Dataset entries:
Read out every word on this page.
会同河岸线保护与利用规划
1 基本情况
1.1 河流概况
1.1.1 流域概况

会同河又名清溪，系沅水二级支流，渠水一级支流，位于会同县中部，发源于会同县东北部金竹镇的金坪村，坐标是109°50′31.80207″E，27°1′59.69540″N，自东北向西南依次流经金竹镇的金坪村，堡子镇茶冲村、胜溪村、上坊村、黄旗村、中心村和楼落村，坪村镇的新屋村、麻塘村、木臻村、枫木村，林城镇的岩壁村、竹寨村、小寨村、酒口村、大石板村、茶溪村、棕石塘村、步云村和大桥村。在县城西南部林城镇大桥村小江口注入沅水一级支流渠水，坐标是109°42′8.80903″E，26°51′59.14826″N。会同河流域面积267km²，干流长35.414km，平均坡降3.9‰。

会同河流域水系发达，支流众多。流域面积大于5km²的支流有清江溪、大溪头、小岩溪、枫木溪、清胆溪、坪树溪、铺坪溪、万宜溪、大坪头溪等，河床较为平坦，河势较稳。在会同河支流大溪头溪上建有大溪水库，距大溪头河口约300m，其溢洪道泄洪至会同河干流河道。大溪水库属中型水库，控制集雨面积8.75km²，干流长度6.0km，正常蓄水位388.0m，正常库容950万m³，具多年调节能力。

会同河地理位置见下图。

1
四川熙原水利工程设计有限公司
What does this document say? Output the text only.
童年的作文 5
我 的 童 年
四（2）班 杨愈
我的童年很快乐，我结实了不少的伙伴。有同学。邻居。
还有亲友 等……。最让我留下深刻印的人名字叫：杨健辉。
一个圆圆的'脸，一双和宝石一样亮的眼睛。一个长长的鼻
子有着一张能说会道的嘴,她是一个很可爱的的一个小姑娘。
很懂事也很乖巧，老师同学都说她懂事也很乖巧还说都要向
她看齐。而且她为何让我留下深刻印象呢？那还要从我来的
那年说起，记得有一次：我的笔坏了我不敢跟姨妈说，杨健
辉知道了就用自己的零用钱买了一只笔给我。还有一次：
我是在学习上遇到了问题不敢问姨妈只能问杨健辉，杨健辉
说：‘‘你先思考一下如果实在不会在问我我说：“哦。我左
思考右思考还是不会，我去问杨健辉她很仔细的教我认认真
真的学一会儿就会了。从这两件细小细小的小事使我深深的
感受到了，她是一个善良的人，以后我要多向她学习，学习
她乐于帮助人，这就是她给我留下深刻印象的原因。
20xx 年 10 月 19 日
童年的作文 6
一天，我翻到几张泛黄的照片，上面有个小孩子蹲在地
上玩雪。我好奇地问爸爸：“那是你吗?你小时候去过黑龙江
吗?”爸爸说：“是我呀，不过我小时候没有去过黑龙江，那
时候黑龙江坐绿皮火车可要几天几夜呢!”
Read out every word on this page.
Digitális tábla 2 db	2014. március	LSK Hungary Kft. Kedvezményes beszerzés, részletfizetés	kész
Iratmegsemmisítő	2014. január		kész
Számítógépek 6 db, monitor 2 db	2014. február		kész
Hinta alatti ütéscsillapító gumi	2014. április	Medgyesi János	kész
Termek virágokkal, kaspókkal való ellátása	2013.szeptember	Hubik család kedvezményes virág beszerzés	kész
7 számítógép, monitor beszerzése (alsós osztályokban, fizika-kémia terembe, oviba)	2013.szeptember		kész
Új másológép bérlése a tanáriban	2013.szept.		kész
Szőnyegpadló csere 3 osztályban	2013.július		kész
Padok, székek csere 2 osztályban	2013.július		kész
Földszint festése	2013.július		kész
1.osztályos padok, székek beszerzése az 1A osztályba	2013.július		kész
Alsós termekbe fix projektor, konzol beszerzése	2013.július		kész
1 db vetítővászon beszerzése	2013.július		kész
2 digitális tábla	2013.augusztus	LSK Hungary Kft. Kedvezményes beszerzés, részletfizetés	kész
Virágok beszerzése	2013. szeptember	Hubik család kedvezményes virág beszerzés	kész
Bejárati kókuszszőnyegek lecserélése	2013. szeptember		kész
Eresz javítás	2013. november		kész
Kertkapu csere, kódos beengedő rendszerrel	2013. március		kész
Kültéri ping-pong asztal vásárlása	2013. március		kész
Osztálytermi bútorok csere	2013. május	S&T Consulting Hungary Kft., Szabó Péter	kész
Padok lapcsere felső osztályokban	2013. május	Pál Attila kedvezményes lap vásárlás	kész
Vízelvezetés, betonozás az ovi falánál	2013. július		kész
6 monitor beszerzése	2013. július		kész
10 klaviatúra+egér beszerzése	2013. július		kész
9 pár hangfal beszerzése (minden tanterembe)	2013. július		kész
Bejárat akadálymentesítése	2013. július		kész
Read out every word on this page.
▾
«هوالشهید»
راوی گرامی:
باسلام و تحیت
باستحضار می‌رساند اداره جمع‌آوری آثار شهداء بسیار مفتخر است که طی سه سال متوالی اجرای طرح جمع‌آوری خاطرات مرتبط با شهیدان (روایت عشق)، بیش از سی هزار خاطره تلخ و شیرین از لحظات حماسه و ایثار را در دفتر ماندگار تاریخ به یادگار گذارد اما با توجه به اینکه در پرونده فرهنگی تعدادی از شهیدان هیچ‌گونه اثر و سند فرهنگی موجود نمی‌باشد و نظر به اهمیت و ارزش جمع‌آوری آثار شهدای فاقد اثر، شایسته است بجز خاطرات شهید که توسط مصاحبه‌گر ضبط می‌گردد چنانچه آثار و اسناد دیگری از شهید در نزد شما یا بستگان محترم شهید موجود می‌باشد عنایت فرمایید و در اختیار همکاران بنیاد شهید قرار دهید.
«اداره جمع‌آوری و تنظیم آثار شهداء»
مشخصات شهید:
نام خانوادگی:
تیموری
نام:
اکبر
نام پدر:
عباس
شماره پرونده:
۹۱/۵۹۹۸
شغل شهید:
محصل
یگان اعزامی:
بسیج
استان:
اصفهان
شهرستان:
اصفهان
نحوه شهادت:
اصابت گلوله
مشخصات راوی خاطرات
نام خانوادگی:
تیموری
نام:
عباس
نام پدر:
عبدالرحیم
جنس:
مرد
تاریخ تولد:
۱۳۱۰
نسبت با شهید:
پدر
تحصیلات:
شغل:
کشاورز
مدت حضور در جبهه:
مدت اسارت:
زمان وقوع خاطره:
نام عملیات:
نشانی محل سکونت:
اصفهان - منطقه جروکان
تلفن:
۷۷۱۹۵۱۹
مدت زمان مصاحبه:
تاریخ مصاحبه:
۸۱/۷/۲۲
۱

■ **Aim of the exercise**
Locate the lines above that hold the word "szeptember". Show every one of them.

■ **Exercise solution**
Termek virágokkal, kaspókkal való ellátása	2013.szeptember	Hubik család kedvezményes virág beszerzés	kész
7 számítógép, monitor beszerzése (alsós osztályokban, fizika-kémia terembe, oviba)	2013.szeptember		kész
Virágok beszerzése	2013. szeptember	Hubik család kedvezményes virág beszerzés	kész
Bejárati kókuszszőnyegek lecserélése	2013. szeptember		kész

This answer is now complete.